#### YOUR GOAL:
Only the lines from the one containing "Transcribe this image's" through the end of the material are to be echoed, each exactly as it appears.

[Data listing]

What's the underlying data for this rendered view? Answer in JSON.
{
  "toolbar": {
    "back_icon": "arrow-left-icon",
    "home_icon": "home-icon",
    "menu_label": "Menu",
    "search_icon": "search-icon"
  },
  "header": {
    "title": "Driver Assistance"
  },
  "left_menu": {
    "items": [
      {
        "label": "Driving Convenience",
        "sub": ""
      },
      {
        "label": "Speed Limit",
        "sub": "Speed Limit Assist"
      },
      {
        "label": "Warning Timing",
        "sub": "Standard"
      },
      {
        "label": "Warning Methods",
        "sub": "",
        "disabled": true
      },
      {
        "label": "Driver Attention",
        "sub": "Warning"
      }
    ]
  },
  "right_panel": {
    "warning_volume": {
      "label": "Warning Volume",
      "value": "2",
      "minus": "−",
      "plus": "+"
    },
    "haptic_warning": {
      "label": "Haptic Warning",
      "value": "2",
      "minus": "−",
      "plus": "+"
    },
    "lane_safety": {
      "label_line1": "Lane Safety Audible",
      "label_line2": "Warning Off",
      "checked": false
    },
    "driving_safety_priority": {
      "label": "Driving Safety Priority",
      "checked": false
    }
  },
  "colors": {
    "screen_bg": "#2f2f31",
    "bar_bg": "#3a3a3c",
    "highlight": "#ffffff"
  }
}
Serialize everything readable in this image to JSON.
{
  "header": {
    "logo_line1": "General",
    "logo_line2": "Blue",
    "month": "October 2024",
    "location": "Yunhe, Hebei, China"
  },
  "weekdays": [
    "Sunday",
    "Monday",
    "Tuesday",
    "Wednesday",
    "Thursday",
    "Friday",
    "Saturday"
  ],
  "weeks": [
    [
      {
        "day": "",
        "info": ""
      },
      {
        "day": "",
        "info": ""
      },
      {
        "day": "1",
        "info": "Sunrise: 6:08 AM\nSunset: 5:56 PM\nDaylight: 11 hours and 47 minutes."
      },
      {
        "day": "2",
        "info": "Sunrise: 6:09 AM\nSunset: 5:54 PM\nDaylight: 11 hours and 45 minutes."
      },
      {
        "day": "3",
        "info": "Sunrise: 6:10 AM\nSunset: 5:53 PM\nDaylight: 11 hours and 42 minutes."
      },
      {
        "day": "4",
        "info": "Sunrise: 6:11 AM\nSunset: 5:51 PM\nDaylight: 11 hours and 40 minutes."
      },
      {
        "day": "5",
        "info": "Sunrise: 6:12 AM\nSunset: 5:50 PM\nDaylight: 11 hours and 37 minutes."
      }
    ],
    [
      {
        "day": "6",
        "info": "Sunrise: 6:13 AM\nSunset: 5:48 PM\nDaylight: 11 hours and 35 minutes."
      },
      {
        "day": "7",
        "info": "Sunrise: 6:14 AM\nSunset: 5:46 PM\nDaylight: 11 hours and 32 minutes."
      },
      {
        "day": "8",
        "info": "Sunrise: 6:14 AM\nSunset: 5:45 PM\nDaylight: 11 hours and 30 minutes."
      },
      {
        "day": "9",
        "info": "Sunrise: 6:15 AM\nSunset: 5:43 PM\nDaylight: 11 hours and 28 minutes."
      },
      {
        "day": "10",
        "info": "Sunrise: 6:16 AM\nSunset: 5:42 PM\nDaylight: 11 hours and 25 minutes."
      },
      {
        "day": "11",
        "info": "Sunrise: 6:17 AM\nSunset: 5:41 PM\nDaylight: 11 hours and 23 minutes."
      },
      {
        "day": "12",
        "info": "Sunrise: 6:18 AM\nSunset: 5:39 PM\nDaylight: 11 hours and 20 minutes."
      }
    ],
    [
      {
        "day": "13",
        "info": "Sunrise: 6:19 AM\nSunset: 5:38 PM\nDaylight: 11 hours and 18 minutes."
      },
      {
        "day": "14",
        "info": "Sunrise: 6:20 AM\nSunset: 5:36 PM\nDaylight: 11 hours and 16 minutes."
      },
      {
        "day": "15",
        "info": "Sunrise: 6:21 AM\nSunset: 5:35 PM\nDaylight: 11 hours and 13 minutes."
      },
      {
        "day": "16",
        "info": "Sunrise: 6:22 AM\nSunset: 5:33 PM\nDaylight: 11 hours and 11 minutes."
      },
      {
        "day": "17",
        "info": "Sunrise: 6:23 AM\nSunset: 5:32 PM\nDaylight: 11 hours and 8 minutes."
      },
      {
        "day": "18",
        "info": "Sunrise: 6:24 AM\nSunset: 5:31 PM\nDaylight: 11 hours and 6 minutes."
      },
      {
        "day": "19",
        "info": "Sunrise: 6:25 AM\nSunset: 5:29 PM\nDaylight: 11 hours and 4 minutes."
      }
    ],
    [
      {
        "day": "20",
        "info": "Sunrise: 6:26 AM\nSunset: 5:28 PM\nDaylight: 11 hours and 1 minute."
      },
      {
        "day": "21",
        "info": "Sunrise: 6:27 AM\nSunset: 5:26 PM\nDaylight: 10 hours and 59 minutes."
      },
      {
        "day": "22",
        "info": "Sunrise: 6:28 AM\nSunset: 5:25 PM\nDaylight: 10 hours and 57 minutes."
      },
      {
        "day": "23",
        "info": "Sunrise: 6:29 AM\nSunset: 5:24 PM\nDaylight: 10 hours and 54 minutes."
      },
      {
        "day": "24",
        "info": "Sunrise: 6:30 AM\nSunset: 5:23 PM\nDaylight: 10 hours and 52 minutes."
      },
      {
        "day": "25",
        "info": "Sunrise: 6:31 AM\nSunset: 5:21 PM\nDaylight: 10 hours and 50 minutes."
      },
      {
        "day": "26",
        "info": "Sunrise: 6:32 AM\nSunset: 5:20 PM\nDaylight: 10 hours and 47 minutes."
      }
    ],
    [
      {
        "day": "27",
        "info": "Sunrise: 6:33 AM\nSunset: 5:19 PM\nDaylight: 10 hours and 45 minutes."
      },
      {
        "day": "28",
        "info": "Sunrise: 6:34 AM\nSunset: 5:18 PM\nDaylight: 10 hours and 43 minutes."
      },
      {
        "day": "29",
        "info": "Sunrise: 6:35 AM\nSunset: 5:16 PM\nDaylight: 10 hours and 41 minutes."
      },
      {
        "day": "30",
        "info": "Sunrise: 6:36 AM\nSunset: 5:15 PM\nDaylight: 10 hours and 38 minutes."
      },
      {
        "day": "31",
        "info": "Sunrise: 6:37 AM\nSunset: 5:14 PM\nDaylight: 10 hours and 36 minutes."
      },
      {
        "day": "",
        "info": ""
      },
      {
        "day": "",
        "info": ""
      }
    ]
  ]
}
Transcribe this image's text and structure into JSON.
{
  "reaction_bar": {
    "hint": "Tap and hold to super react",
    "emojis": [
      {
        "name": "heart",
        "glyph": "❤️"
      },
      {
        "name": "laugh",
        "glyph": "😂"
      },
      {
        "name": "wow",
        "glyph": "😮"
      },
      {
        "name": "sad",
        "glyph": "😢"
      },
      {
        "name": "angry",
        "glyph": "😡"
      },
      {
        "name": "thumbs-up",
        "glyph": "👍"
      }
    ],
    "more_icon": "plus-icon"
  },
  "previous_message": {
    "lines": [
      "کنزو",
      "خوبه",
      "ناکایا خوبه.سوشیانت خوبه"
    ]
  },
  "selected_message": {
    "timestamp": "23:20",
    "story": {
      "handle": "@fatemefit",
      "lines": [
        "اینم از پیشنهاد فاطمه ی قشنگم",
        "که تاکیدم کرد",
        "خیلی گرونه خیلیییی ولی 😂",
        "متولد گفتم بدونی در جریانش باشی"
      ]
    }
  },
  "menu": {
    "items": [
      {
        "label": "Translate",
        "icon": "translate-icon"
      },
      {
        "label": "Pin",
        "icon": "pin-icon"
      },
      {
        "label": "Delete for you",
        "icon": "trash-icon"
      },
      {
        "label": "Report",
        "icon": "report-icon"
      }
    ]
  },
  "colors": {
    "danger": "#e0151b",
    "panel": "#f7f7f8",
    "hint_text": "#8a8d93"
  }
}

#### WRITTEN REPLY:
Transcribe this image's text and structure into JSON.
{
  "reaction_bar": {
    "hint": "Tap and hold to super react",
    "emojis": [
      {
        "name": "heart",
        "glyph": "❤️"
      },
      {
        "name": "laugh",
        "glyph": "😂"
      },
      {
        "name": "wow",
        "glyph": "😮"
      },
      {
        "name": "sad",
        "glyph": "😢"
      },
      {
        "name": "angry",
        "glyph": "😡"
      },
      {
        "name": "thumbs-up",
        "glyph": "👍"
      }
    ],
    "more_icon": "plus-icon"
  },
  "previous_message": {
    "lines": [
      "کنزو",
      "خوبه",
      "ناکایا خوبه.سوشیانت خوبه"
    ]
  },
  "selected_message": {
    "timestamp": "23:20",
    "story": {
      "handle": "@fatemefit",
      "lines": [
        "اینم از پیشنهاد فاطمه ی قشنگم",
        "که تاکیدم کرد",
        "خیلی گرونه خیلیییی ولی 😂",
        "متولد گفتم بدونی در جریانش باشی"
      ]
    }
  },
  "menu": {
    "items": [
      {
        "label": "Translate",
        "icon": "translate-icon"
      },
      {
        "label": "Pin",
        "icon": "pin-icon"
      },
      {
        "label": "Delete for you",
        "icon": "trash-icon"
      },
      {
        "label": "Report",
        "icon": "report-icon"
      }
    ]
  },
  "colors": {
    "danger": "#e0151b",
    "panel": "#f7f7f8",
    "hint_text": "#8a8d93"
  }
}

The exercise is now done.